- [BRIEF]
Please output the records below in full, exactly as given, but without the images.

>> START

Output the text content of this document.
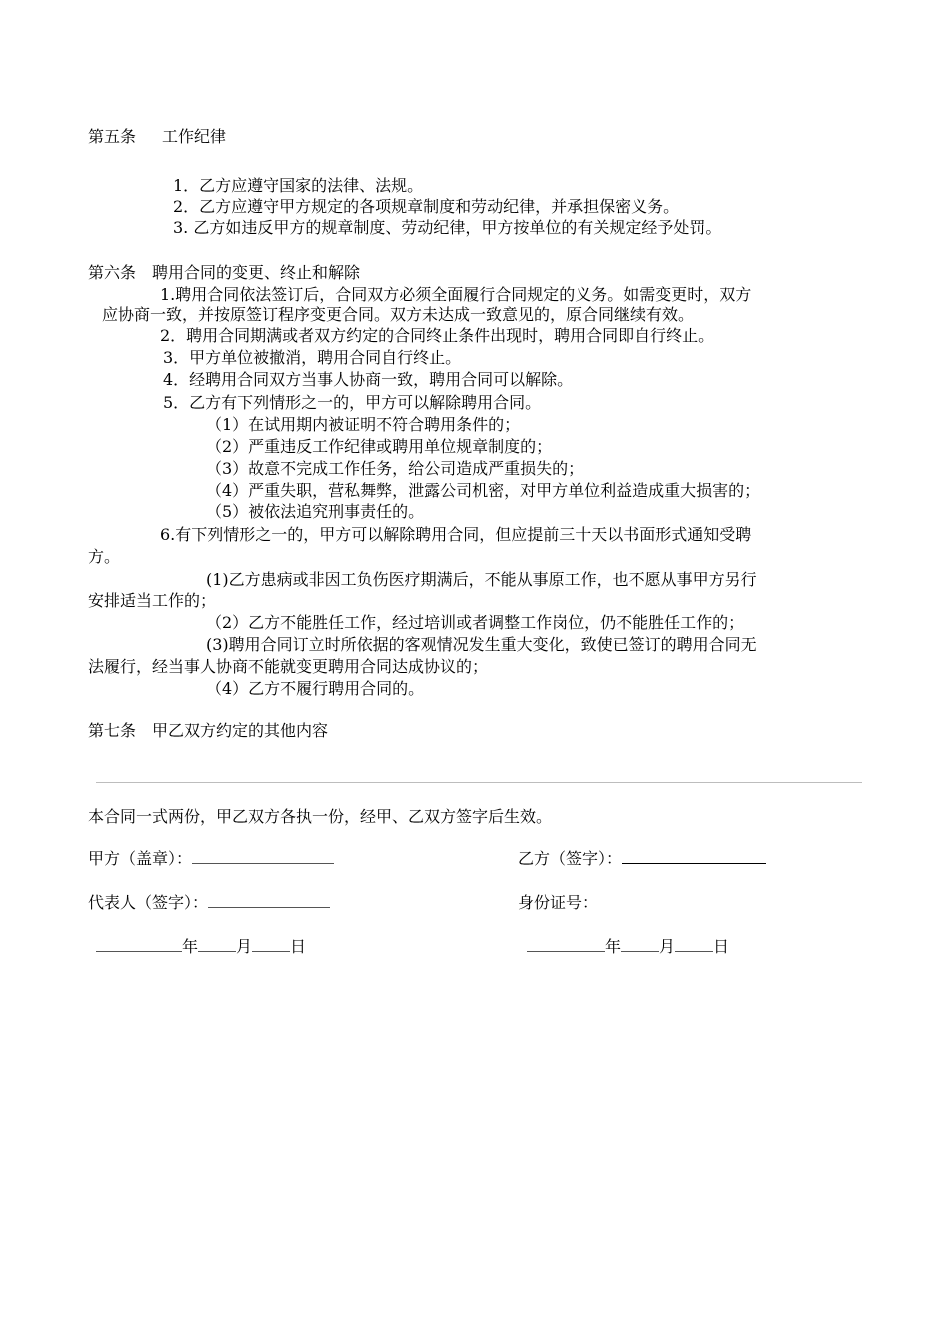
第五条 工作纪律
1．乙方应遵守国家的法律、法规。
2．乙方应遵守甲方规定的各项规章制度和劳动纪律，并承担保密义务。
3. 乙方如违反甲方的规章制度、劳动纪律，甲方按单位的有关规定经予处罚。
第六条 聘用合同的变更、终止和解除
1.聘用合同依法签订后，合同双方必须全面履行合同规定的义务。如需变更时，双方
应协商一致，并按原签订程序变更合同。双方未达成一致意见的，原合同继续有效。
2．聘用合同期满或者双方约定的合同终止条件出现时，聘用合同即自行终止。
3．甲方单位被撤消，聘用合同自行终止。
4．经聘用合同双方当事人协商一致，聘用合同可以解除。
5．乙方有下列情形之一的，甲方可以解除聘用合同。
（1）在试用期内被证明不符合聘用条件的；
（2）严重违反工作纪律或聘用单位规章制度的；
（3）故意不完成工作任务，给公司造成严重损失的；
（4）严重失职，营私舞弊，泄露公司机密，对甲方单位利益造成重大损害的；
（5）被依法追究刑事责任的。
6.有下列情形之一的，甲方可以解除聘用合同，但应提前三十天以书面形式通知受聘
方。
(1)乙方患病或非因工负伤医疗期满后，不能从事原工作，也不愿从事甲方另行
安排适当工作的；
（2）乙方不能胜任工作，经过培训或者调整工作岗位，仍不能胜任工作的；
(3)聘用合同订立时所依据的客观情况发生重大变化，致使已签订的聘用合同无
法履行，经当事人协商不能就变更聘用合同达成协议的；
（4）乙方不履行聘用合同的。
第七条 甲乙双方约定的其他内容
本合同一式两份，甲乙双方各执一份，经甲、乙双方签字后生效。
甲方（盖章）：	乙方（签字）：
代表人（签字）：	身份证号：
年 月 日	年 月 日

>> END

- [FINAL ANSWER]
Output the text content of this document.
第五条 工作纪律
1．乙方应遵守国家的法律、法规。
2．乙方应遵守甲方规定的各项规章制度和劳动纪律，并承担保密义务。
3. 乙方如违反甲方的规章制度、劳动纪律，甲方按单位的有关规定经予处罚。
第六条 聘用合同的变更、终止和解除
1.聘用合同依法签订后，合同双方必须全面履行合同规定的义务。如需变更时，双方
应协商一致，并按原签订程序变更合同。双方未达成一致意见的，原合同继续有效。
2．聘用合同期满或者双方约定的合同终止条件出现时，聘用合同即自行终止。
3．甲方单位被撤消，聘用合同自行终止。
4．经聘用合同双方当事人协商一致，聘用合同可以解除。
5．乙方有下列情形之一的，甲方可以解除聘用合同。
（1）在试用期内被证明不符合聘用条件的；
（2）严重违反工作纪律或聘用单位规章制度的；
（3）故意不完成工作任务，给公司造成严重损失的；
（4）严重失职，营私舞弊，泄露公司机密，对甲方单位利益造成重大损害的；
（5）被依法追究刑事责任的。
6.有下列情形之一的，甲方可以解除聘用合同，但应提前三十天以书面形式通知受聘
方。
(1)乙方患病或非因工负伤医疗期满后，不能从事原工作，也不愿从事甲方另行
安排适当工作的；
（2）乙方不能胜任工作，经过培训或者调整工作岗位，仍不能胜任工作的；
(3)聘用合同订立时所依据的客观情况发生重大变化，致使已签订的聘用合同无
法履行，经当事人协商不能就变更聘用合同达成协议的；
（4）乙方不履行聘用合同的。
第七条 甲乙双方约定的其他内容
本合同一式两份，甲乙双方各执一份，经甲、乙双方签字后生效。
甲方（盖章）：	乙方（签字）：
代表人（签字）：	身份证号：
年 月 日	年 月 日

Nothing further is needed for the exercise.